**Problem details:**
Locate every line in the records below that contains the word "structured", and copy each one.

**Records for processing:**

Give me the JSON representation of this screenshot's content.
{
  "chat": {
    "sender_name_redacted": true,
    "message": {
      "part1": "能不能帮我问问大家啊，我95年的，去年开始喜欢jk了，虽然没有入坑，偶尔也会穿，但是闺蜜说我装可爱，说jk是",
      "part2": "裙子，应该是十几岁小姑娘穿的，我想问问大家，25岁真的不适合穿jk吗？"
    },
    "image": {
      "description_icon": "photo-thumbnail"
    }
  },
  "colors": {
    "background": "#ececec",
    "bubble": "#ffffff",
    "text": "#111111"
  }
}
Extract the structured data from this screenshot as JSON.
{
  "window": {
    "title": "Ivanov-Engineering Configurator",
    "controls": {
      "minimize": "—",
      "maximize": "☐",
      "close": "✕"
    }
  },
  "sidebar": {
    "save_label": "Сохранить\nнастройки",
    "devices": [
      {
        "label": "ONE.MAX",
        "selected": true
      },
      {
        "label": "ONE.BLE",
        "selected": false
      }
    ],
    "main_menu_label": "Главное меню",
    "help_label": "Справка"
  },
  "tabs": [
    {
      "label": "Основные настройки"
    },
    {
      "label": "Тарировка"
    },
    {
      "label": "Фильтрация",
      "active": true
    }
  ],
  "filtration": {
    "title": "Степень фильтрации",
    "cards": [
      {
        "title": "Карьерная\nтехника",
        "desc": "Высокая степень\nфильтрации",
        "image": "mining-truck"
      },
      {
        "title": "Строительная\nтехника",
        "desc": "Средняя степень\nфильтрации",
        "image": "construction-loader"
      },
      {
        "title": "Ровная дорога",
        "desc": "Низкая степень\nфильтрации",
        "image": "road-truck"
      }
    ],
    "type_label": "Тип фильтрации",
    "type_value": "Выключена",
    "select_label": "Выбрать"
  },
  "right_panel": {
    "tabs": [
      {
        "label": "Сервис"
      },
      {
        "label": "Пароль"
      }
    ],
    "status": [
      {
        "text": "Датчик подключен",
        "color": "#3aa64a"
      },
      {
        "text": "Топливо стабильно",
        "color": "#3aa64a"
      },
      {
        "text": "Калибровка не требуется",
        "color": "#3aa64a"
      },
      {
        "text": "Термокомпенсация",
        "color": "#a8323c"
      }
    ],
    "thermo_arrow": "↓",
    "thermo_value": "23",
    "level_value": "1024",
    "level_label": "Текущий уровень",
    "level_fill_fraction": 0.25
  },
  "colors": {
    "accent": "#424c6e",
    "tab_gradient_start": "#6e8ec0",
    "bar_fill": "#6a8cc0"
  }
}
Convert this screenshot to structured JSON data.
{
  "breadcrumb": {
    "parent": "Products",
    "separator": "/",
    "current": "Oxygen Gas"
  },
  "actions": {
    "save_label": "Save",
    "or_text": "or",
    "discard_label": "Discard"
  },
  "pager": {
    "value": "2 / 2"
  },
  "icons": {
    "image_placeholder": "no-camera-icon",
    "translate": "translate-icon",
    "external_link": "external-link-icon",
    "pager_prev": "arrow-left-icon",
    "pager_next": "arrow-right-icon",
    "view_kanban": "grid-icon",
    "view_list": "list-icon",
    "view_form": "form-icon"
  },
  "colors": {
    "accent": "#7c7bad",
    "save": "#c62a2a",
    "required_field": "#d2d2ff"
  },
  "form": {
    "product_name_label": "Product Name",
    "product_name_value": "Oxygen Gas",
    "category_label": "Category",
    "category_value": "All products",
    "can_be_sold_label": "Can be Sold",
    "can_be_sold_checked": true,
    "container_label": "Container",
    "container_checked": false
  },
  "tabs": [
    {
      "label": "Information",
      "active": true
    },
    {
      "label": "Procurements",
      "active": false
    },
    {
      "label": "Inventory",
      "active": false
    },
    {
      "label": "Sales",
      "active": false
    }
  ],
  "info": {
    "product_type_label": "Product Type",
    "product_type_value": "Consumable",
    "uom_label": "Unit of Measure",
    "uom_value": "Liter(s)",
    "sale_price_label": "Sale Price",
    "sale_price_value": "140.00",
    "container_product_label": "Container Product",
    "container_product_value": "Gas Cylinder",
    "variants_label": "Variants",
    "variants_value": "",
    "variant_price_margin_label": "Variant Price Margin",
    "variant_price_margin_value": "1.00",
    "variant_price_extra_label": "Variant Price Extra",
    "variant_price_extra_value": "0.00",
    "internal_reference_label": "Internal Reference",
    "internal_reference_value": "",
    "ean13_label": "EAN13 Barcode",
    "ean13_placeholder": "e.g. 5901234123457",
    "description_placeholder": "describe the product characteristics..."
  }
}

**Final result:**
Extract the structured data from this screenshot as JSON.
Convert this screenshot to structured JSON data.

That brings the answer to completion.